● Short task
Show every line in the records below that contains the word "loại".
BEGIN Listing
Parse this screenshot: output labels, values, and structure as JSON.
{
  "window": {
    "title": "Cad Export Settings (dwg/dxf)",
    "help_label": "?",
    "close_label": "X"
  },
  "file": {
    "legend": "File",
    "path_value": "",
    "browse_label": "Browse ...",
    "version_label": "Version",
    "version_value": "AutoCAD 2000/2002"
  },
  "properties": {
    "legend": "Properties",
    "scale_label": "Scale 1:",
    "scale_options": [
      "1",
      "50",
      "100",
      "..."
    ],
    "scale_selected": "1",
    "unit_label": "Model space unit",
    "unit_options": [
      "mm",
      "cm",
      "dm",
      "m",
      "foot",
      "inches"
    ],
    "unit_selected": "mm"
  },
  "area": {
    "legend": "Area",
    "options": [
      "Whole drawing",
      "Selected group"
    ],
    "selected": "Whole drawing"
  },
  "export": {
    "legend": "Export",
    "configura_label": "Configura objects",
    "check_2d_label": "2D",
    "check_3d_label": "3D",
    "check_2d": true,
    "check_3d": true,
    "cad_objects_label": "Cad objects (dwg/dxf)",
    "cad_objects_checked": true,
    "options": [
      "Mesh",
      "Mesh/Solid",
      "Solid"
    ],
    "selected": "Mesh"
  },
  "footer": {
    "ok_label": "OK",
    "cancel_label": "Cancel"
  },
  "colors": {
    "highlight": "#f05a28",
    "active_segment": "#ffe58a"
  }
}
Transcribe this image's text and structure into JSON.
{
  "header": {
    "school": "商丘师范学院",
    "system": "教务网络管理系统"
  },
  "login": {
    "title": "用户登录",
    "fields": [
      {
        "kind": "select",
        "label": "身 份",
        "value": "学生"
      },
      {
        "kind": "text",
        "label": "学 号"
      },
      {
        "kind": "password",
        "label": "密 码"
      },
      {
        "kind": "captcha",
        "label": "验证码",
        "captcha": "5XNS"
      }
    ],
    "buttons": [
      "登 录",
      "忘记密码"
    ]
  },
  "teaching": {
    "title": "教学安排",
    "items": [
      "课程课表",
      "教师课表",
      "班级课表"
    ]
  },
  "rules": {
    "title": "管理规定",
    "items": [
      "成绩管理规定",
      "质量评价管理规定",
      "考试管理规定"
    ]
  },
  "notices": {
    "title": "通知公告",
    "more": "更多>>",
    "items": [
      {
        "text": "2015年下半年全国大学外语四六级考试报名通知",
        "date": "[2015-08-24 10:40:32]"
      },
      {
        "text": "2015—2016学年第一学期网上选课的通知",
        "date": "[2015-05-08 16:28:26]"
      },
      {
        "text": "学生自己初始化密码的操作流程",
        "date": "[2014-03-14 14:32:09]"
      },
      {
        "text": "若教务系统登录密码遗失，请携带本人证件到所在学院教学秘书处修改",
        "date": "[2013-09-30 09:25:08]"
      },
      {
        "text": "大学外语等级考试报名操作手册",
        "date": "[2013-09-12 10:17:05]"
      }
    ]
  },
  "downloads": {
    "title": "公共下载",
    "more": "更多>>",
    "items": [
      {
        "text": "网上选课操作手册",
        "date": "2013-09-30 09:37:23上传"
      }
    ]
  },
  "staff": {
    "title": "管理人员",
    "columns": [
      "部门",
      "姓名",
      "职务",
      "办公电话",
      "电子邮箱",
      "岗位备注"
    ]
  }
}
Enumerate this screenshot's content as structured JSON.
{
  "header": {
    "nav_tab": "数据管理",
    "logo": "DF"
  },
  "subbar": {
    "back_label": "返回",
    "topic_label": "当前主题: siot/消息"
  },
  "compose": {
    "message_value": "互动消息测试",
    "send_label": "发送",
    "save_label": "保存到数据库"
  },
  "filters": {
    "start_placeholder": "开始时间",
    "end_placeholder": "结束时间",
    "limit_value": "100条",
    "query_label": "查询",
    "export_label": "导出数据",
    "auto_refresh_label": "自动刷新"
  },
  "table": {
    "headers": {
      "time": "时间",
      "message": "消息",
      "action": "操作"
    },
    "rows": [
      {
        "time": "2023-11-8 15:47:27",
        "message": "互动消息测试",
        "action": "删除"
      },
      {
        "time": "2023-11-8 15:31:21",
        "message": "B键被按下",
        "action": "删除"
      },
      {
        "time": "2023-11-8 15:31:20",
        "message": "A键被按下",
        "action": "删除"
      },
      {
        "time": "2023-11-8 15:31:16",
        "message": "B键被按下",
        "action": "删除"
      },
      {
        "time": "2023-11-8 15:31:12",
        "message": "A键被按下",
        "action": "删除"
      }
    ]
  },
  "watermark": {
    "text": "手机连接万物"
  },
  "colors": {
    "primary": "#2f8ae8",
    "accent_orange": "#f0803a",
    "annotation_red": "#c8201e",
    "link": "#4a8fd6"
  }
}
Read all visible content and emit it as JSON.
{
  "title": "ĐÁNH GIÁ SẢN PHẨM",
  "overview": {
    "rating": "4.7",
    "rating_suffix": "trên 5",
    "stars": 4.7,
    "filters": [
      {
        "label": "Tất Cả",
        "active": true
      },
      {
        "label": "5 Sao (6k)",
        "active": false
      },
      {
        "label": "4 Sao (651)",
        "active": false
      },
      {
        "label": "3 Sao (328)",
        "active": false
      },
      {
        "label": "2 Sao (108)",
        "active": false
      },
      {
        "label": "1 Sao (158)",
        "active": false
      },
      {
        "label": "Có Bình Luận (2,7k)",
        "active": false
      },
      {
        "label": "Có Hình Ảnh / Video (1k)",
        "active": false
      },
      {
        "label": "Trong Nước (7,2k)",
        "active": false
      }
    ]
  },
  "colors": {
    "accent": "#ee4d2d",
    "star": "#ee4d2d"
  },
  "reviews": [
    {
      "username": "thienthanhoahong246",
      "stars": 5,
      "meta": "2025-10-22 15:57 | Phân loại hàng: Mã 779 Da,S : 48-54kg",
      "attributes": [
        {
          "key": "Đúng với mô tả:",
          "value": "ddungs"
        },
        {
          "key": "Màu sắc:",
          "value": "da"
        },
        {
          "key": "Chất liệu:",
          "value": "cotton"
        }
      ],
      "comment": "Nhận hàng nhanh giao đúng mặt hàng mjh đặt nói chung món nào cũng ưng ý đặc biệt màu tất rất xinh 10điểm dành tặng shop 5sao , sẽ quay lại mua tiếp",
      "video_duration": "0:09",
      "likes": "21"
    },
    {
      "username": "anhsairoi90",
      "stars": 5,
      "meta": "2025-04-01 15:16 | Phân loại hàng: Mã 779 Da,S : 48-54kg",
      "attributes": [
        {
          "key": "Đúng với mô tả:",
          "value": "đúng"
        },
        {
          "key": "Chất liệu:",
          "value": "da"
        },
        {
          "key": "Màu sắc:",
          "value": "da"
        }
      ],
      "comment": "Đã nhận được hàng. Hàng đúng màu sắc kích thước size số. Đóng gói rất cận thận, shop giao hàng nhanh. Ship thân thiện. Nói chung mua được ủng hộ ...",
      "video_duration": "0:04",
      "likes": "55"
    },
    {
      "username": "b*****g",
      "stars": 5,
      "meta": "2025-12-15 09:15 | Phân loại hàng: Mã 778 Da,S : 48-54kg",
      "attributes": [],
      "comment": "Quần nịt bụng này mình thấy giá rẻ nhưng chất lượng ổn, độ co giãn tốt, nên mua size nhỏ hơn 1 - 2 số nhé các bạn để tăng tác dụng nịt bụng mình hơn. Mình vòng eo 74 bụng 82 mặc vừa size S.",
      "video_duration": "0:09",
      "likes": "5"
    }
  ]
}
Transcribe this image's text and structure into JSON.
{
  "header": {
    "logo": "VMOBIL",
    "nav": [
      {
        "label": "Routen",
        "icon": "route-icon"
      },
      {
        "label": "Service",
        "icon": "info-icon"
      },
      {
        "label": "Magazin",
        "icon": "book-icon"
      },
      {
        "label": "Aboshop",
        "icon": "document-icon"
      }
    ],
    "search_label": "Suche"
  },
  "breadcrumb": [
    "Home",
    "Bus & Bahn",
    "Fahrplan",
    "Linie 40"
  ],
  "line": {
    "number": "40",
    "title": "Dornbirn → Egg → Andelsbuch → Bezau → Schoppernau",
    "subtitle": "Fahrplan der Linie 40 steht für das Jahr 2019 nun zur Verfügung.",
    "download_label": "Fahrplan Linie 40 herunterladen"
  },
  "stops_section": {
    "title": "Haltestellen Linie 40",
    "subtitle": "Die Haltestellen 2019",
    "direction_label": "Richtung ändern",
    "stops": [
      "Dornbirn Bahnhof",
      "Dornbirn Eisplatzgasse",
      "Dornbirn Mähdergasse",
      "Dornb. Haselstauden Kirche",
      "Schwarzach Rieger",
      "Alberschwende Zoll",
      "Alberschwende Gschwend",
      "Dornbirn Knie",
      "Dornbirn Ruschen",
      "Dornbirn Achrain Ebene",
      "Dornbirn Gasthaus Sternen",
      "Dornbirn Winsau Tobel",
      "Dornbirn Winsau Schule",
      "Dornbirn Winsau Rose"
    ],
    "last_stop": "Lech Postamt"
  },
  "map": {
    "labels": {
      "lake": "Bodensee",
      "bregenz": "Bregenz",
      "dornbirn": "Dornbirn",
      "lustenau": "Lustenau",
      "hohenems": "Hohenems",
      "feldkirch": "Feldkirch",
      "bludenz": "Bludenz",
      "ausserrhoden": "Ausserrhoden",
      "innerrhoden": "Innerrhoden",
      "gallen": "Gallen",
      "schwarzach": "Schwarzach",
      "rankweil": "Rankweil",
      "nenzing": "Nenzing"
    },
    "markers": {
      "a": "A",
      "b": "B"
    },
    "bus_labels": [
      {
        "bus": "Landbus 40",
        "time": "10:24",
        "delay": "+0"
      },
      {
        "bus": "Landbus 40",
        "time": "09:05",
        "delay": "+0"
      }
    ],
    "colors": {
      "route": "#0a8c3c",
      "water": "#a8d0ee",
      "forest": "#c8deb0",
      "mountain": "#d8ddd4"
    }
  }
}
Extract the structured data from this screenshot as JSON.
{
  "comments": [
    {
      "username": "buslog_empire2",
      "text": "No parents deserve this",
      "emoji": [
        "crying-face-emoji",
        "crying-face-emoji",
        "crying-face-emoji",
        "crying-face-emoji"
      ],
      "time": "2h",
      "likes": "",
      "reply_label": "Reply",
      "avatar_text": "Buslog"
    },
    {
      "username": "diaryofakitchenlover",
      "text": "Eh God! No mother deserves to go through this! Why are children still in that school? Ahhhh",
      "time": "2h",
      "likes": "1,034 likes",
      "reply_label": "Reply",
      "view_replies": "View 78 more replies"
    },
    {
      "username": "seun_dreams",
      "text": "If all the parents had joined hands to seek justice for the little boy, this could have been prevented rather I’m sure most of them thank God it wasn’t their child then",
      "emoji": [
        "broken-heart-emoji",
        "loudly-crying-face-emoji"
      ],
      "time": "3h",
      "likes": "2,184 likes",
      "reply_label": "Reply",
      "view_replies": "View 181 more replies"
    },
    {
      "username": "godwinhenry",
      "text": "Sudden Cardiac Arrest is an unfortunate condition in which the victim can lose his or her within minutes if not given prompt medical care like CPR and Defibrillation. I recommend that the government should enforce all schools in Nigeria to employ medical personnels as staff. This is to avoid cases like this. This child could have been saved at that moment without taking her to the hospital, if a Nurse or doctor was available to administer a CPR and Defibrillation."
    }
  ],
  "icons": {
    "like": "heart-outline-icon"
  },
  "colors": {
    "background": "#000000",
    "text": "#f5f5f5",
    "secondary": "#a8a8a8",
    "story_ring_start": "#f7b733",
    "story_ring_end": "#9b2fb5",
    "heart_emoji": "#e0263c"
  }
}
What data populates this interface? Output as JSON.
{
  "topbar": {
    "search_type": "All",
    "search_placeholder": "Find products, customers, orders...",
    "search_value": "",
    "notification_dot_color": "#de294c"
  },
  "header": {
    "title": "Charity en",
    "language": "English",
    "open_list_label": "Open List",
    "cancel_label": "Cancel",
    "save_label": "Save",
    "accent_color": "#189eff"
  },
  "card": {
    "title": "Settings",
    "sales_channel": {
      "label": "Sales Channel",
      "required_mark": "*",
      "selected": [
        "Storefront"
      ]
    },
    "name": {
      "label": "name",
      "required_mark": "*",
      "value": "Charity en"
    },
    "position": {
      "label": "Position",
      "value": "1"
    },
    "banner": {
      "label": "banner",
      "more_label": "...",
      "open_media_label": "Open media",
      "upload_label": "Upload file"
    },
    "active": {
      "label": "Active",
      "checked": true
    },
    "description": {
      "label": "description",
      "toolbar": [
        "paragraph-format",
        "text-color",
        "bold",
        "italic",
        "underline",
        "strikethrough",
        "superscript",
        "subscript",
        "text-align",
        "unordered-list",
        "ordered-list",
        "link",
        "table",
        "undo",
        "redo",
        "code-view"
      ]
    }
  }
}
END Listing
● Output below
      "meta": "2025-10-22 15:57 | Phân loại hàng: Mã 779 Da,S : 48-54kg",
      "meta": "2025-04-01 15:16 | Phân loại hàng: Mã 779 Da,S : 48-54kg",
      "meta": "2025-12-15 09:15 | Phân loại hàng: Mã 778 Da,S : 48-54kg",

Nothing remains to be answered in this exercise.